→ **Objective**: Report each line of the data that has "bagian" somewhere in it.

→ **Data extract**:
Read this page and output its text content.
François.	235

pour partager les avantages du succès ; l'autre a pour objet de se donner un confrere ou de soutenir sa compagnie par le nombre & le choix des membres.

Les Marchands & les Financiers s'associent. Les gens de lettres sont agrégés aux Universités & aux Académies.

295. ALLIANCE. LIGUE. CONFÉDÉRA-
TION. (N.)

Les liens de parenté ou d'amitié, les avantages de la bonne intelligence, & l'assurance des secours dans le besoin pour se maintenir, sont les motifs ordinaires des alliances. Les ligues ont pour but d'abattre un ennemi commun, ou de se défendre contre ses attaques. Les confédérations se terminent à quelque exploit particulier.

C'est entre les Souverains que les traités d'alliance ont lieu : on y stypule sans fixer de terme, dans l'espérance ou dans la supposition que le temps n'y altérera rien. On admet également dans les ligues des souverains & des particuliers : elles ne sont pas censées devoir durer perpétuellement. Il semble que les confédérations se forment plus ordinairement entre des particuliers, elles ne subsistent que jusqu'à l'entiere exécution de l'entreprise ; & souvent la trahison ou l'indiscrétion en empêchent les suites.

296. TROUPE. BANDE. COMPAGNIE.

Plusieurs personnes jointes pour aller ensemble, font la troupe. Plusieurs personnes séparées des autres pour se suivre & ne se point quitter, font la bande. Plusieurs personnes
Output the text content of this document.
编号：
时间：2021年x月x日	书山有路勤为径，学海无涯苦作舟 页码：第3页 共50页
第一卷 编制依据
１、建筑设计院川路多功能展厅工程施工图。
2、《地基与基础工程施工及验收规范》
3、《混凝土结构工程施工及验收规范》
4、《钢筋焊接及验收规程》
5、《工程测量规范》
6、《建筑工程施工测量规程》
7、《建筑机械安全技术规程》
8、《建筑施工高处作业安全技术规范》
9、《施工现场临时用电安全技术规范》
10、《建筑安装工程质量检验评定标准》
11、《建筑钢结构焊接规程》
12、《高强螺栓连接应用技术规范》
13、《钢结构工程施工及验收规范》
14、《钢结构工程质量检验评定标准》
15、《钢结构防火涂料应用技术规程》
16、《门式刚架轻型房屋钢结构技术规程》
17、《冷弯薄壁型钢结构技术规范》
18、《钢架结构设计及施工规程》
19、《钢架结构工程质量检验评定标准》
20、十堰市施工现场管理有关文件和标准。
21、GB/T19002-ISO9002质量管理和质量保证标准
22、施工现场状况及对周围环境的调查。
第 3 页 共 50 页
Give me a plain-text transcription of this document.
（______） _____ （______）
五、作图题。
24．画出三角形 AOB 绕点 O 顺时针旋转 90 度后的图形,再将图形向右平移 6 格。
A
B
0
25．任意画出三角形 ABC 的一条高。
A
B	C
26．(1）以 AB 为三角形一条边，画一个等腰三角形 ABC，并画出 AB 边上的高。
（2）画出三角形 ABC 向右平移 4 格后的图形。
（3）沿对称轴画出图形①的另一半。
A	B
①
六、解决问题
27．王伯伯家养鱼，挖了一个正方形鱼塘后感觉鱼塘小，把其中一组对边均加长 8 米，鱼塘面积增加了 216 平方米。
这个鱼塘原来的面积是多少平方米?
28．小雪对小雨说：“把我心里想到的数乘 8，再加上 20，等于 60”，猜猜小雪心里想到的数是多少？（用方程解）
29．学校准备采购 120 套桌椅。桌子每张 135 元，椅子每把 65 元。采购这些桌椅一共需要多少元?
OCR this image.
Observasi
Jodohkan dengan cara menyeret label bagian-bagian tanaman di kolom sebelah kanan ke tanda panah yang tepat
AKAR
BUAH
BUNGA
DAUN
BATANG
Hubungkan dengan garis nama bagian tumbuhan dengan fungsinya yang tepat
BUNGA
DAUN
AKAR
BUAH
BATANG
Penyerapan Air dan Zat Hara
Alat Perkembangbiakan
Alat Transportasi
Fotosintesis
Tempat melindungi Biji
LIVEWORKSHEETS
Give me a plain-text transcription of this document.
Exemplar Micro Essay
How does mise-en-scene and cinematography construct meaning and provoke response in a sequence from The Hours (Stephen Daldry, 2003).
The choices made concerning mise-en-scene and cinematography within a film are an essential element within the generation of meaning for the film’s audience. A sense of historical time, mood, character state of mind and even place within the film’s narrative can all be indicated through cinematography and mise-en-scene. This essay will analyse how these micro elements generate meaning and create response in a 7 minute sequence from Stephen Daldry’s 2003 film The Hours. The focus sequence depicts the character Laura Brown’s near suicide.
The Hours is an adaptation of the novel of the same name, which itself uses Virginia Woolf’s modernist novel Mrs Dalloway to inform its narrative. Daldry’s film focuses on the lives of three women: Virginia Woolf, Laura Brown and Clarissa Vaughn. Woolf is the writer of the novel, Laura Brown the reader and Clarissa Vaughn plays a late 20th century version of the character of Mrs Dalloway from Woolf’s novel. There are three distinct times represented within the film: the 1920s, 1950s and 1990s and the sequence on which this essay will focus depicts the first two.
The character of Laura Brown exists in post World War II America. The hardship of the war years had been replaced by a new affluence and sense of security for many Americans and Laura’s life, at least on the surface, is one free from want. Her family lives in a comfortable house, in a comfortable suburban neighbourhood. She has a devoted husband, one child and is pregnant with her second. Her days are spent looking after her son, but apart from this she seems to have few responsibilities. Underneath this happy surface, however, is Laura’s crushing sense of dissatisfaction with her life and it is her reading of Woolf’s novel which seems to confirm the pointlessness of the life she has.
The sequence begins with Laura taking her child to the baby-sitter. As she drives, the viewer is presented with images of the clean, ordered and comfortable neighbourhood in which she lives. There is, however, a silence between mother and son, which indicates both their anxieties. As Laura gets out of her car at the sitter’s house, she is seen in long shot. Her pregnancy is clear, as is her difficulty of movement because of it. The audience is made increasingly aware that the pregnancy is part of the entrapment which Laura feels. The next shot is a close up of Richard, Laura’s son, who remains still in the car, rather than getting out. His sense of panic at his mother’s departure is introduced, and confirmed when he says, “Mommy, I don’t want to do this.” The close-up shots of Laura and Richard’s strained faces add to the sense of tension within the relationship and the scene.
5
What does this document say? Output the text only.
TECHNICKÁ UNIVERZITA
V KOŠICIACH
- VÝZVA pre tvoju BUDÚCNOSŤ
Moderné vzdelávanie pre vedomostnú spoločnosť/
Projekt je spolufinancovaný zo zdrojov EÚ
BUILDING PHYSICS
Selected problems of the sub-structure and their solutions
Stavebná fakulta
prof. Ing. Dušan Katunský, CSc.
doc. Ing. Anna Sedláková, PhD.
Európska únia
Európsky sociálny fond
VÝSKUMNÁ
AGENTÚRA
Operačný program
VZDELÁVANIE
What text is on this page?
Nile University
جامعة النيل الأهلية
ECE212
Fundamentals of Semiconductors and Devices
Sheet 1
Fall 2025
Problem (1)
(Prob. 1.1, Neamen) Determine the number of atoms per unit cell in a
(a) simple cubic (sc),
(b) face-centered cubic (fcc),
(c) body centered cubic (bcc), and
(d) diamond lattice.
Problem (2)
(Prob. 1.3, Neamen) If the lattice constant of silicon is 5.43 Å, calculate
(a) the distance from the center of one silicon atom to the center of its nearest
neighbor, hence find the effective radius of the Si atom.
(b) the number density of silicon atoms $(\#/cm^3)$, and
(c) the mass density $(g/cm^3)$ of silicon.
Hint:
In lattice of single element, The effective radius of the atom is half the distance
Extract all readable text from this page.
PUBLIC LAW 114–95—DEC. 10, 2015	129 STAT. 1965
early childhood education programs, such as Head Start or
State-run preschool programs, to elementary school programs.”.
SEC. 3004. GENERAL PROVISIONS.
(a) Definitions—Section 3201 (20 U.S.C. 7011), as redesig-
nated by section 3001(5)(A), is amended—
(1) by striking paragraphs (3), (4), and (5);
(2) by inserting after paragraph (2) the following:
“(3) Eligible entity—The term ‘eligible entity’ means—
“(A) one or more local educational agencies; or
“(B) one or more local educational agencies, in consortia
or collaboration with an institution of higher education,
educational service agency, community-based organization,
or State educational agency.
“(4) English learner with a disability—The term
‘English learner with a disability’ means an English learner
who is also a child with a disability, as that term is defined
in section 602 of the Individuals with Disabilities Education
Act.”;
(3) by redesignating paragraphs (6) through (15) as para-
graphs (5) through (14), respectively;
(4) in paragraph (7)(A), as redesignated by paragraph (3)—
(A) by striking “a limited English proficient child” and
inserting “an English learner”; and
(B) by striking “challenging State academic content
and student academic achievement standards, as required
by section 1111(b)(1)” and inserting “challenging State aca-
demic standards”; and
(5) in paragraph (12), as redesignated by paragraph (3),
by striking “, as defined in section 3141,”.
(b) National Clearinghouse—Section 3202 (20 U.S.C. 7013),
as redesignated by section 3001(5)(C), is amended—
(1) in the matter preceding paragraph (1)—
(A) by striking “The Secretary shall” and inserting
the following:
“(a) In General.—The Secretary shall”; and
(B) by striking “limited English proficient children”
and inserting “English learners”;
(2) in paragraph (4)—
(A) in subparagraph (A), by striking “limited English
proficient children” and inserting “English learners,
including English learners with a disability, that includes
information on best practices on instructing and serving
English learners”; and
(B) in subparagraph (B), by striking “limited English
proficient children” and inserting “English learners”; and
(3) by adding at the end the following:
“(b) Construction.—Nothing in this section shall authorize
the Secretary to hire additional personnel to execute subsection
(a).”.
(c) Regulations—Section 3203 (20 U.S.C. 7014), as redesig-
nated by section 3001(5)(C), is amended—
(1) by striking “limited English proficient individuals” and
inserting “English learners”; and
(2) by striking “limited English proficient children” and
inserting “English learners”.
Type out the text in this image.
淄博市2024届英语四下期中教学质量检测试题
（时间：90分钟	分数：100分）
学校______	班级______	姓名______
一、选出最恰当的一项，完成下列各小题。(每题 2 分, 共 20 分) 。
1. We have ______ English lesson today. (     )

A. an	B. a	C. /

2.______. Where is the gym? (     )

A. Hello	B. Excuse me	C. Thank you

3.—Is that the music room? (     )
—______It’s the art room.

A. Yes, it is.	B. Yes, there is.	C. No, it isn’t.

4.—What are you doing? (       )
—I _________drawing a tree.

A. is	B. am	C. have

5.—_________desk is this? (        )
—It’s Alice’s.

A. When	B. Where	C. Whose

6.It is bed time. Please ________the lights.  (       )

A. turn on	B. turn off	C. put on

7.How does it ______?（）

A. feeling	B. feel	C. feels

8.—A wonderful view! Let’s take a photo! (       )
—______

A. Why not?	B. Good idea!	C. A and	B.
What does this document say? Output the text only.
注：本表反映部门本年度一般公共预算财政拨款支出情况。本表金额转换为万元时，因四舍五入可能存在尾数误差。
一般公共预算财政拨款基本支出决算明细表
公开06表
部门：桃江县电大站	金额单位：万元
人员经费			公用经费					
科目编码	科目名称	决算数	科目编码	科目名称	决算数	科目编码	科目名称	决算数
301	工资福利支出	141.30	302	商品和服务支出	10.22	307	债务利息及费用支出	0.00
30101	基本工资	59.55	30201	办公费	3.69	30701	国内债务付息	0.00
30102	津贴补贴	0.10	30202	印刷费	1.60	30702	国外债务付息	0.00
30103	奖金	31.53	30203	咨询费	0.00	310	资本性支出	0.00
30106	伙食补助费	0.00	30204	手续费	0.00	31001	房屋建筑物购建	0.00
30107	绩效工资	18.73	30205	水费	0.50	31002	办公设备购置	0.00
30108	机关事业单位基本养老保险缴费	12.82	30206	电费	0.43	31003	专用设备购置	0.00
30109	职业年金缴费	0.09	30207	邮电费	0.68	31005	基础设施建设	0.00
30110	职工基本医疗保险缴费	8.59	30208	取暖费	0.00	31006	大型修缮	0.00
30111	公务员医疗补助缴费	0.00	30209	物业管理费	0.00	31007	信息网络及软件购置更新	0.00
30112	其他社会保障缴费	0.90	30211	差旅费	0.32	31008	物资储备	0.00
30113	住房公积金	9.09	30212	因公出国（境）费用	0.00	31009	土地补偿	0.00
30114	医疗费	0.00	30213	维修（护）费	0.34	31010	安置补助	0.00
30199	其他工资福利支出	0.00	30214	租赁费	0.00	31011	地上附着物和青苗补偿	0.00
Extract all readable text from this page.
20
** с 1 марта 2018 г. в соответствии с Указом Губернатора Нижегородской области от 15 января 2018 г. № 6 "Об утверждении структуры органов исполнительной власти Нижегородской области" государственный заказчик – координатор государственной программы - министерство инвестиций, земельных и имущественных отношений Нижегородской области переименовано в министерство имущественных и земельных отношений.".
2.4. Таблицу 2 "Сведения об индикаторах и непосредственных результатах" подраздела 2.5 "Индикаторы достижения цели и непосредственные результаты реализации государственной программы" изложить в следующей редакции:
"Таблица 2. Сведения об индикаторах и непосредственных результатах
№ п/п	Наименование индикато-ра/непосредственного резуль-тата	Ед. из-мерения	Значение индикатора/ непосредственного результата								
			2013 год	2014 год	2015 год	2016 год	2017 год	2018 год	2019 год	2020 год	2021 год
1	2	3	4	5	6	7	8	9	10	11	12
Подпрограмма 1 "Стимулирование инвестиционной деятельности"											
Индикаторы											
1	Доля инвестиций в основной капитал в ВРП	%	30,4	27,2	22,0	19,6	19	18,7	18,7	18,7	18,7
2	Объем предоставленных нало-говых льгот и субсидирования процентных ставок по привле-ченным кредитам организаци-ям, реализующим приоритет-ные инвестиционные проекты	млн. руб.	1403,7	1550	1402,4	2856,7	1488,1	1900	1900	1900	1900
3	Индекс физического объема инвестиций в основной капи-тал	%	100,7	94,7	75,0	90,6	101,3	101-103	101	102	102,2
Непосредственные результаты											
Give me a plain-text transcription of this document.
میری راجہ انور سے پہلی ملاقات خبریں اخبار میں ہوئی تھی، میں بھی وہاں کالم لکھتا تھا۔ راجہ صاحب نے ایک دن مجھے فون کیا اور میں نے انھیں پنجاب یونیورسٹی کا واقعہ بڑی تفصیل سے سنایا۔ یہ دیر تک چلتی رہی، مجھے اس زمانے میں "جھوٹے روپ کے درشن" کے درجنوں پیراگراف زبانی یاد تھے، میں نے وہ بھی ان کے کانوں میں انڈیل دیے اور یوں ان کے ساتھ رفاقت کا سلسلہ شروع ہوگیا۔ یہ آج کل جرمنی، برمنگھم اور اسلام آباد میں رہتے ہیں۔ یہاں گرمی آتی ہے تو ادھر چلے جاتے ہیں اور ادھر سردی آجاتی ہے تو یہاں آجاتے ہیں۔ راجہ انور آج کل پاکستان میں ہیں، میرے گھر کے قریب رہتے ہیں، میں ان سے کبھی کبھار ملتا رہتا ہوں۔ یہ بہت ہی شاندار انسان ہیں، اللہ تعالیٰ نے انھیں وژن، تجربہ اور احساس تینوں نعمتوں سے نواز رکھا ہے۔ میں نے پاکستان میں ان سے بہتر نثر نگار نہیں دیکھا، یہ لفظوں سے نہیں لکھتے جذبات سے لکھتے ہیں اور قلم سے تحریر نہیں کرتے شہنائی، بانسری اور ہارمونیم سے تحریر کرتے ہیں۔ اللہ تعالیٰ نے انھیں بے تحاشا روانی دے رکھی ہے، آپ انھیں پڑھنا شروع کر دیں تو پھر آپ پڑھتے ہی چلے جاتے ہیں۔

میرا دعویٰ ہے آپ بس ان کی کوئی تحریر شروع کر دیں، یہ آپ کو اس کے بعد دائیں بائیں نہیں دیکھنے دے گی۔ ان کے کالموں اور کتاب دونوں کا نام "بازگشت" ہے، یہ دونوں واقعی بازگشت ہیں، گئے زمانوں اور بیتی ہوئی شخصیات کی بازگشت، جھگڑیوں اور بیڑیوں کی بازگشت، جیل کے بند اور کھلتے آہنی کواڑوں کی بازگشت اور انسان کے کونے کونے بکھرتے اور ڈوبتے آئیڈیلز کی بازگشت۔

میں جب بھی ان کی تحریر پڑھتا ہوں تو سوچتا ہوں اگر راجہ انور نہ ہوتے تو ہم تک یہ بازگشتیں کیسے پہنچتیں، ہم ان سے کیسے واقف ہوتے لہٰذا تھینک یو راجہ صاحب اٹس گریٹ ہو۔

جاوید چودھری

→ **Worked answer**:
Jodohkan dengan cara menyeret label bagian-bagian tanaman di kolom sebelah kanan ke tanda panah yang tepat
Hubungkan dengan garis nama bagian tumbuhan dengan fungsinya yang tepat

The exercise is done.